## INSTRUCTIONS FOR THE TASK
A verbatim copy of the records is required, with all pictures left out.

═══ GIVEN DATA ═══

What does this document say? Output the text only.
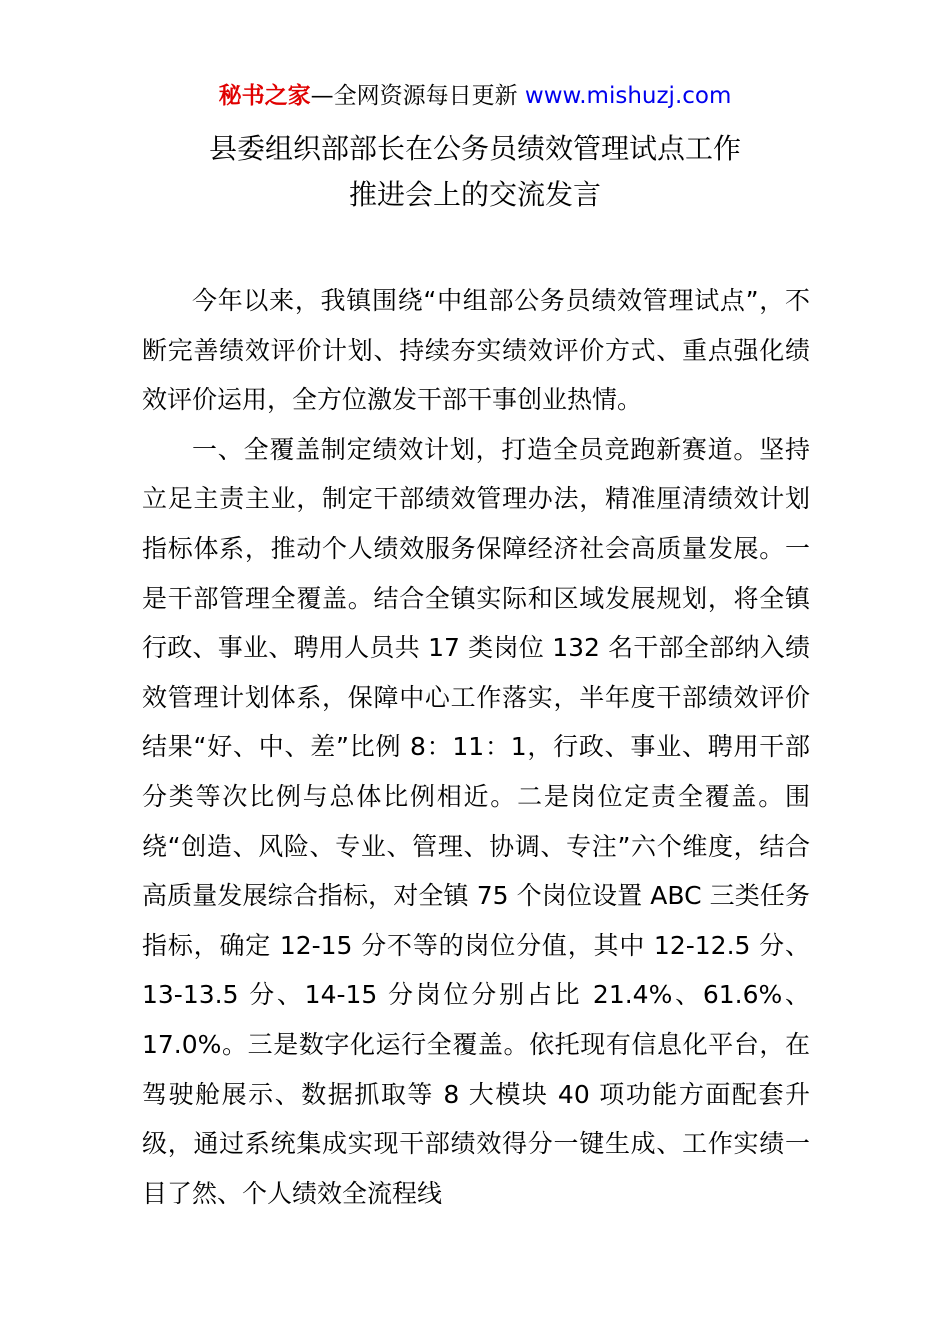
秘书之家—全网资源每日更新 www.mishuzj.com
县委组织部部长在公务员绩效管理试点工作
推进会上的交流发言

今年以来，我镇围绕“中组部公务员绩效管理试点”，不断完善绩效评价计划、持续夯实绩效评价方式、重点强化绩效评价运用，全方位激发干部干事创业热情。

一、全覆盖制定绩效计划，打造全员竞跑新赛道。坚持立足主责主业，制定干部绩效管理办法，精准厘清绩效计划指标体系，推动个人绩效服务保障经济社会高质量发展。一是干部管理全覆盖。结合全镇实际和区域发展规划，将全镇行政、事业、聘用人员共 17 类岗位 132 名干部全部纳入绩效管理计划体系，保障中心工作落实，半年度干部绩效评价结果“好、中、差”比例 8：11：1，行政、事业、聘用干部分类等次比例与总体比例相近。二是岗位定责全覆盖。围绕“创造、风险、专业、管理、协调、专注”六个维度，结合高质量发展综合指标，对全镇 75 个岗位设置 ABC 三类任务指标，确定 12-15 分不等的岗位分值，其中 12-12.5 分、13-13.5 分、14-15 分岗位分别占比 21.4%、61.6%、17.0%。三是数字化运行全覆盖。依托现有信息化平台，在驾驶舱展示、数据抓取等 8 大模块 40 项功能方面配套升级，通过系统集成实现干部绩效得分一键生成、工作实绩一目了然、个人绩效全流程线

═══

## RESPONSE TO THE EXERCISE
What does this document say? Output the text only.
秘书之家—全网资源每日更新 www.mishuzj.com
县委组织部部长在公务员绩效管理试点工作
推进会上的交流发言

今年以来，我镇围绕“中组部公务员绩效管理试点”，不断完善绩效评价计划、持续夯实绩效评价方式、重点强化绩效评价运用，全方位激发干部干事创业热情。

一、全覆盖制定绩效计划，打造全员竞跑新赛道。坚持立足主责主业，制定干部绩效管理办法，精准厘清绩效计划指标体系，推动个人绩效服务保障经济社会高质量发展。一是干部管理全覆盖。结合全镇实际和区域发展规划，将全镇行政、事业、聘用人员共 17 类岗位 132 名干部全部纳入绩效管理计划体系，保障中心工作落实，半年度干部绩效评价结果“好、中、差”比例 8：11：1，行政、事业、聘用干部分类等次比例与总体比例相近。二是岗位定责全覆盖。围绕“创造、风险、专业、管理、协调、专注”六个维度，结合高质量发展综合指标，对全镇 75 个岗位设置 ABC 三类任务指标，确定 12-15 分不等的岗位分值，其中 12-12.5 分、13-13.5 分、14-15 分岗位分别占比 21.4%、61.6%、17.0%。三是数字化运行全覆盖。依托现有信息化平台，在驾驶舱展示、数据抓取等 8 大模块 40 项功能方面配套升级，通过系统集成实现干部绩效得分一键生成、工作实绩一目了然、个人绩效全流程线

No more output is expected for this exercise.